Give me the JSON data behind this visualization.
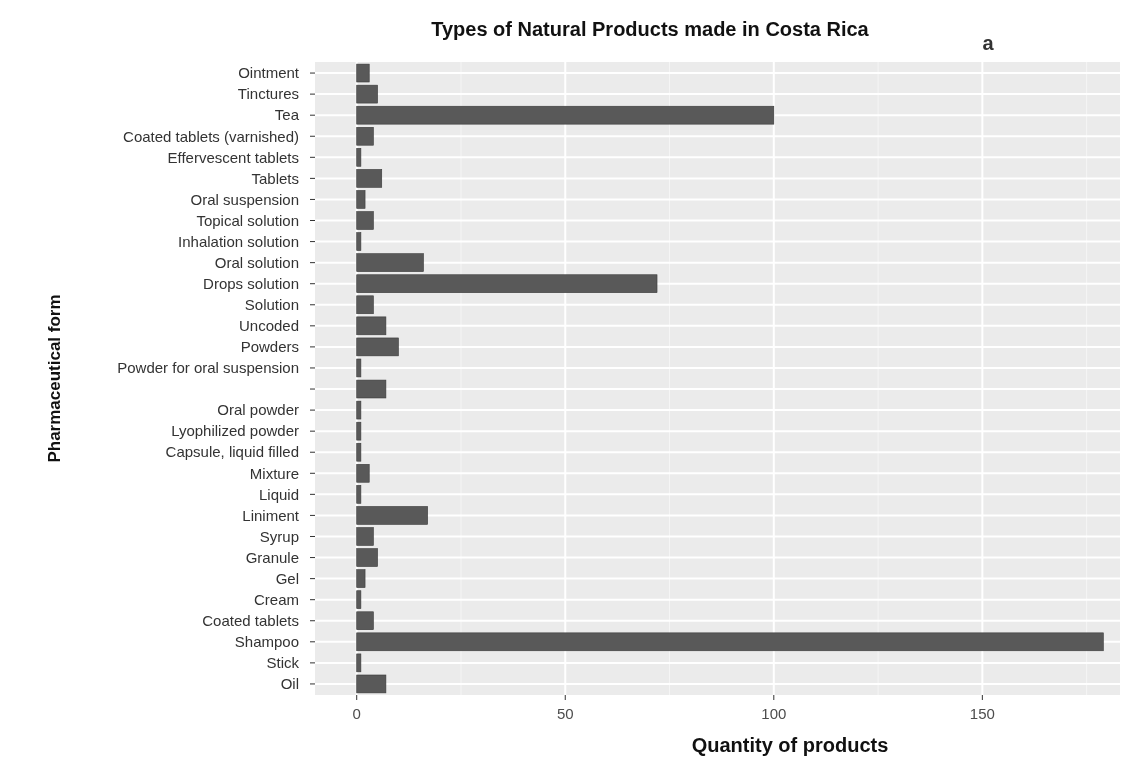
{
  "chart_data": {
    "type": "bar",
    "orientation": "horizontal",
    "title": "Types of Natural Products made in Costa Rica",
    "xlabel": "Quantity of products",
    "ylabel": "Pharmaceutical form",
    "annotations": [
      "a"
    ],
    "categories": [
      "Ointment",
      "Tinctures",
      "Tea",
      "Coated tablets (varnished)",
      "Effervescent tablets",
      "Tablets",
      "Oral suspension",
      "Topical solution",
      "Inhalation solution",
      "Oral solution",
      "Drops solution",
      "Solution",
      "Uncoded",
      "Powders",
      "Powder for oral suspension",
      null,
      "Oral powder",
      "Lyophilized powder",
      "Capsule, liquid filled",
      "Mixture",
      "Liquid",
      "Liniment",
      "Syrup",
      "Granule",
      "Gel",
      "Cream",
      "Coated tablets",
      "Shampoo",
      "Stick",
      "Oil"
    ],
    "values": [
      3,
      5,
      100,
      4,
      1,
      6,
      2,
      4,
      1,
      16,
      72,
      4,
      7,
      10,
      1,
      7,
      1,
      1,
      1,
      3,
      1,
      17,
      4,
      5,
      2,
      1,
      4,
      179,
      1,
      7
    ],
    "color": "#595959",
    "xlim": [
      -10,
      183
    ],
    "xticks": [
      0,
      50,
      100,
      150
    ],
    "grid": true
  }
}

::::::

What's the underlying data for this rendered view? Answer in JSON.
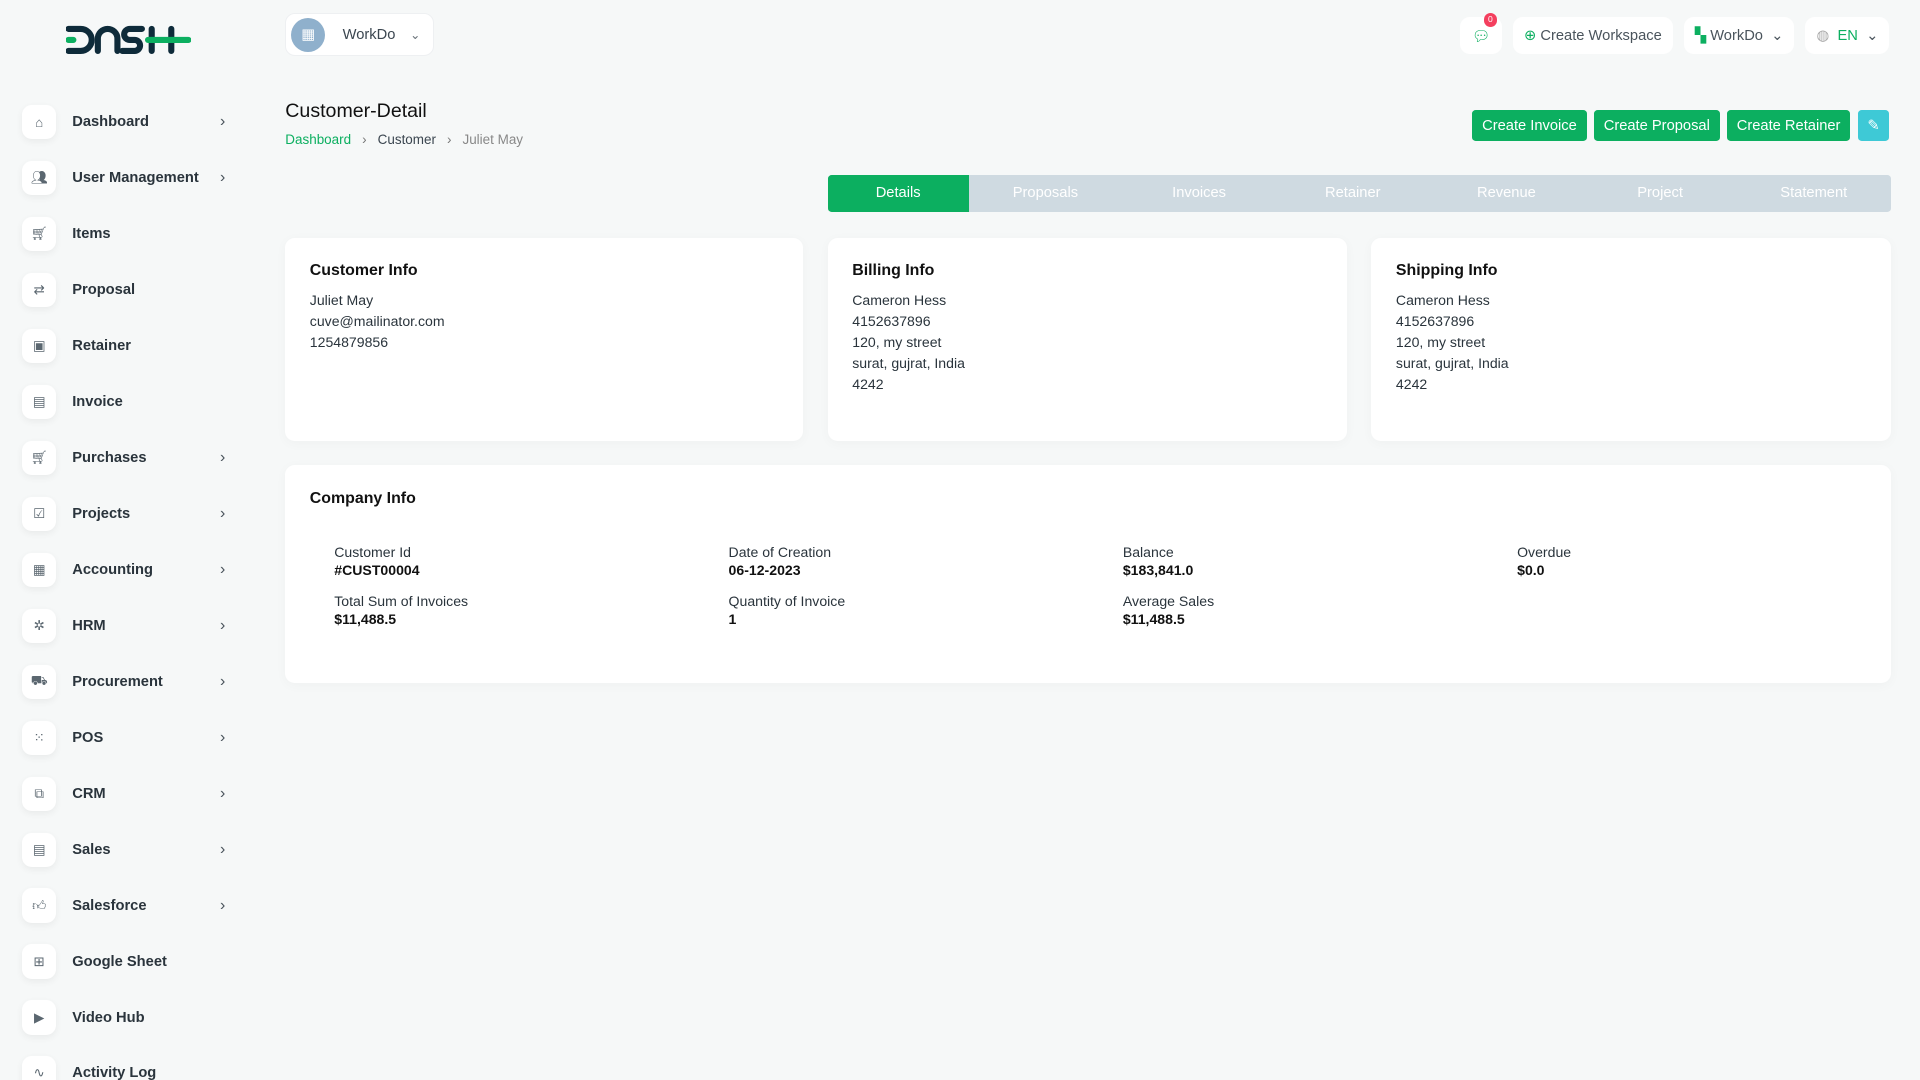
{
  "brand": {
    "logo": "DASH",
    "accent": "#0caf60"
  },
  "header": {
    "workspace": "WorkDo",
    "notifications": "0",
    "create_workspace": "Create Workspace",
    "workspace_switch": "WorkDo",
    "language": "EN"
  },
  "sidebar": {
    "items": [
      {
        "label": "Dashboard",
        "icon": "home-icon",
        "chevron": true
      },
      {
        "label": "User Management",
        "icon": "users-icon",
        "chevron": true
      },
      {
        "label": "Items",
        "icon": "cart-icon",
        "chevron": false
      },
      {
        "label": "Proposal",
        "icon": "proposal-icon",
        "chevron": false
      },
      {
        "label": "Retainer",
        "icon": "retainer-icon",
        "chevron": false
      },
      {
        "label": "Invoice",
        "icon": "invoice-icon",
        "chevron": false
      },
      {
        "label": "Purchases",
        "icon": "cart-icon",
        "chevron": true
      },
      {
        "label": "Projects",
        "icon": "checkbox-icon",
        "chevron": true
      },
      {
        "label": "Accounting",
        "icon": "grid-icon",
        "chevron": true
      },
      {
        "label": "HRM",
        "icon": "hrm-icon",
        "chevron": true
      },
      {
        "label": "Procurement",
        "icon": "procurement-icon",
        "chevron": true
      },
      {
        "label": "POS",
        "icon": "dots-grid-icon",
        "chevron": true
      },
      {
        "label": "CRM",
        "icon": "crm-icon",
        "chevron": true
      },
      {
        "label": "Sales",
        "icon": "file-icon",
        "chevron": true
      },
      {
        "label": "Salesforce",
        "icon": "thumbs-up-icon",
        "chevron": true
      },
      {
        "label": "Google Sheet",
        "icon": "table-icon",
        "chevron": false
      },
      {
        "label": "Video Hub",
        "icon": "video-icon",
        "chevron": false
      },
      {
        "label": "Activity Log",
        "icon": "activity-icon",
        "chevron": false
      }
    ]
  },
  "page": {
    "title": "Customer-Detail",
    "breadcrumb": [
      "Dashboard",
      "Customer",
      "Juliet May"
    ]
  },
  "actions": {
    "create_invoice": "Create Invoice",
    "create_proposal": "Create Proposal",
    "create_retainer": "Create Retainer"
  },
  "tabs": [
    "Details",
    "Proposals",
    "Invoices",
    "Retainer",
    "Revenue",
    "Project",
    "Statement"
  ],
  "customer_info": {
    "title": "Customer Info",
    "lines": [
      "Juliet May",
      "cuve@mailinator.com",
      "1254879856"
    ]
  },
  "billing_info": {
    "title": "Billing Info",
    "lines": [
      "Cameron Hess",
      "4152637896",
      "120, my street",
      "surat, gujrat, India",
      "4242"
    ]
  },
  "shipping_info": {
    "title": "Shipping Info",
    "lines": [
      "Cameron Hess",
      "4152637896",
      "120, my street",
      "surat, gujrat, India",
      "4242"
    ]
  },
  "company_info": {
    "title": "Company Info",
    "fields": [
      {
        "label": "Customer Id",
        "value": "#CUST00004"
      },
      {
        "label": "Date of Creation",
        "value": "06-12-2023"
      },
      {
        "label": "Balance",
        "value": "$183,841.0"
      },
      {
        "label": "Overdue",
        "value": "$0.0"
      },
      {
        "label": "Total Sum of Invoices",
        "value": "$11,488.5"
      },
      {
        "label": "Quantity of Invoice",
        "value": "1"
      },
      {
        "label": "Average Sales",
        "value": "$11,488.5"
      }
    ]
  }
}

::::::

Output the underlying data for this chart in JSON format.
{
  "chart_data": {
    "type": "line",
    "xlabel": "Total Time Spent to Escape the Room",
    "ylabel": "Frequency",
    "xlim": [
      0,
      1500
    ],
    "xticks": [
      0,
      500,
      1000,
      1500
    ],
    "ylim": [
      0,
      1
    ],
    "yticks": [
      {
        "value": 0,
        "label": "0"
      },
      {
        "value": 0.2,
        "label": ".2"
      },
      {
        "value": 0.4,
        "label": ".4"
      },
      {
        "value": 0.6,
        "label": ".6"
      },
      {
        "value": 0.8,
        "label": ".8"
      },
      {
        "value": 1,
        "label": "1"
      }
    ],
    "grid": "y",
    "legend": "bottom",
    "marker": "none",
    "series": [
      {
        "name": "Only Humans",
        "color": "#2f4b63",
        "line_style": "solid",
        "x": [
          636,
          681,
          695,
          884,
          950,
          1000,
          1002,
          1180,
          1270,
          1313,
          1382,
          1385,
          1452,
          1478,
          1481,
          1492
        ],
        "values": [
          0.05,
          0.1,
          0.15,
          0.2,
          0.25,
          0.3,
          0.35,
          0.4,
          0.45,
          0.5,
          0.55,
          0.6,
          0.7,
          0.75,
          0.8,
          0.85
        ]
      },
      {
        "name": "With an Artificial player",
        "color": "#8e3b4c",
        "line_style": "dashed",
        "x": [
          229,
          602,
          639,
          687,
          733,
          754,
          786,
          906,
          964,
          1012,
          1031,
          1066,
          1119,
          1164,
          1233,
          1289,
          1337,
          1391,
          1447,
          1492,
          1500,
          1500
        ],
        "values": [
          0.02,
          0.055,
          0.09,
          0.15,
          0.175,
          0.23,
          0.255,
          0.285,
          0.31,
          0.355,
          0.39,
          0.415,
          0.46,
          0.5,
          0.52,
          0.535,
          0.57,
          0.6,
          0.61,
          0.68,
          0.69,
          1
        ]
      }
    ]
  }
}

::::::

# CHALLENGE:
List every line above that contains the word "this".

# SOLUTION TO THE EXERCISE:
Give me the JSON data behind this visualization.
What's the underlying data for this rendered view? Answer in JSON.
Output the underlying data for this chart in JSON format.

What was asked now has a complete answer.